# Problem description
Output each entry below as it stands, leaving out every picture.

# Given records
▽
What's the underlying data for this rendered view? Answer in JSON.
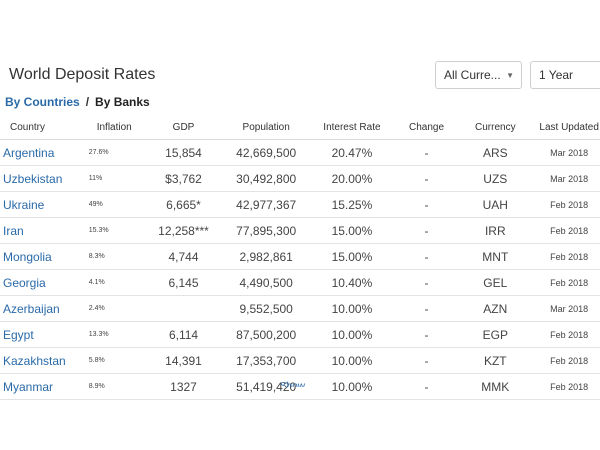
{
  "header": {
    "title": "World Deposit Rates",
    "currency_select": "All Curre...",
    "period_select": "1 Year"
  },
  "tabs": {
    "by_countries": "By Countries",
    "separator": "/",
    "by_banks": "By Banks"
  },
  "table": {
    "columns": [
      "Country",
      "Inflation",
      "GDP",
      "Population",
      "Interest Rate",
      "Change",
      "Currency",
      "Last Updated"
    ],
    "rows": [
      {
        "country": "Argentina",
        "inflation": "27.6%",
        "gdp": "15,854",
        "population": "42,669,500",
        "rate": "20.47%",
        "change": "-",
        "currency": "ARS",
        "updated": "Mar 2018"
      },
      {
        "country": "Uzbekistan",
        "inflation": "11%",
        "gdp": "$3,762",
        "population": "30,492,800",
        "rate": "20.00%",
        "change": "-",
        "currency": "UZS",
        "updated": "Mar 2018"
      },
      {
        "country": "Ukraine",
        "inflation": "49%",
        "gdp": "6,665*",
        "population": "42,977,367",
        "rate": "15.25%",
        "change": "-",
        "currency": "UAH",
        "updated": "Feb 2018"
      },
      {
        "country": "Iran",
        "inflation": "15.3%",
        "gdp": "12,258***",
        "population": "77,895,300",
        "rate": "15.00%",
        "change": "-",
        "currency": "IRR",
        "updated": "Feb 2018"
      },
      {
        "country": "Mongolia",
        "inflation": "8.3%",
        "gdp": "4,744",
        "population": "2,982,861",
        "rate": "15.00%",
        "change": "-",
        "currency": "MNT",
        "updated": "Feb 2018"
      },
      {
        "country": "Georgia",
        "inflation": "4.1%",
        "gdp": "6,145",
        "population": "4,490,500",
        "rate": "10.40%",
        "change": "-",
        "currency": "GEL",
        "updated": "Feb 2018"
      },
      {
        "country": "Azerbaijan",
        "inflation": "2.4%",
        "gdp": "",
        "population": "9,552,500",
        "rate": "10.00%",
        "change": "-",
        "currency": "AZN",
        "updated": "Mar 2018"
      },
      {
        "country": "Egypt",
        "inflation": "13.3%",
        "gdp": "6,114",
        "population": "87,500,200",
        "rate": "10.00%",
        "change": "-",
        "currency": "EGP",
        "updated": "Feb 2018"
      },
      {
        "country": "Kazakhstan",
        "inflation": "5.8%",
        "gdp": "14,391",
        "population": "17,353,700",
        "rate": "10.00%",
        "change": "-",
        "currency": "KZT",
        "updated": "Feb 2018"
      },
      {
        "country": "Myanmar",
        "inflation": "8.9%",
        "gdp": "1327",
        "population": "51,419,420",
        "rate": "10.00%",
        "change": "-",
        "currency": "MMK",
        "updated": "Feb 2018"
      }
    ]
  },
  "footer": {
    "show_more": "Show More"
  },
  "colors": {
    "link": "#2a6aa8",
    "border": "#e3e3e3"
  },
  "icons": {
    "select_caret": "caret-down-icon"
  }
}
△
# Solution to the problem
What's the underlying data for this rendered view? Answer in JSON.
{
  "header": {
    "title": "World Deposit Rates",
    "currency_select": "All Curre...",
    "period_select": "1 Year"
  },
  "tabs": {
    "by_countries": "By Countries",
    "separator": "/",
    "by_banks": "By Banks"
  },
  "table": {
    "columns": [
      "Country",
      "Inflation",
      "GDP",
      "Population",
      "Interest Rate",
      "Change",
      "Currency",
      "Last Updated"
    ],
    "rows": [
      {
        "country": "Argentina",
        "inflation": "27.6%",
        "gdp": "15,854",
        "population": "42,669,500",
        "rate": "20.47%",
        "change": "-",
        "currency": "ARS",
        "updated": "Mar 2018"
      },
      {
        "country": "Uzbekistan",
        "inflation": "11%",
        "gdp": "$3,762",
        "population": "30,492,800",
        "rate": "20.00%",
        "change": "-",
        "currency": "UZS",
        "updated": "Mar 2018"
      },
      {
        "country": "Ukraine",
        "inflation": "49%",
        "gdp": "6,665*",
        "population": "42,977,367",
        "rate": "15.25%",
        "change": "-",
        "currency": "UAH",
        "updated": "Feb 2018"
      },
      {
        "country": "Iran",
        "inflation": "15.3%",
        "gdp": "12,258***",
        "population": "77,895,300",
        "rate": "15.00%",
        "change": "-",
        "currency": "IRR",
        "updated": "Feb 2018"
      },
      {
        "country": "Mongolia",
        "inflation": "8.3%",
        "gdp": "4,744",
        "population": "2,982,861",
        "rate": "15.00%",
        "change": "-",
        "currency": "MNT",
        "updated": "Feb 2018"
      },
      {
        "country": "Georgia",
        "inflation": "4.1%",
        "gdp": "6,145",
        "population": "4,490,500",
        "rate": "10.40%",
        "change": "-",
        "currency": "GEL",
        "updated": "Feb 2018"
      },
      {
        "country": "Azerbaijan",
        "inflation": "2.4%",
        "gdp": "",
        "population": "9,552,500",
        "rate": "10.00%",
        "change": "-",
        "currency": "AZN",
        "updated": "Mar 2018"
      },
      {
        "country": "Egypt",
        "inflation": "13.3%",
        "gdp": "6,114",
        "population": "87,500,200",
        "rate": "10.00%",
        "change": "-",
        "currency": "EGP",
        "updated": "Feb 2018"
      },
      {
        "country": "Kazakhstan",
        "inflation": "5.8%",
        "gdp": "14,391",
        "population": "17,353,700",
        "rate": "10.00%",
        "change": "-",
        "currency": "KZT",
        "updated": "Feb 2018"
      },
      {
        "country": "Myanmar",
        "inflation": "8.9%",
        "gdp": "1327",
        "population": "51,419,420",
        "rate": "10.00%",
        "change": "-",
        "currency": "MMK",
        "updated": "Feb 2018"
      }
    ]
  },
  "footer": {
    "show_more": "Show More"
  },
  "colors": {
    "link": "#2a6aa8",
    "border": "#e3e3e3"
  },
  "icons": {
    "select_caret": "caret-down-icon"
  }
}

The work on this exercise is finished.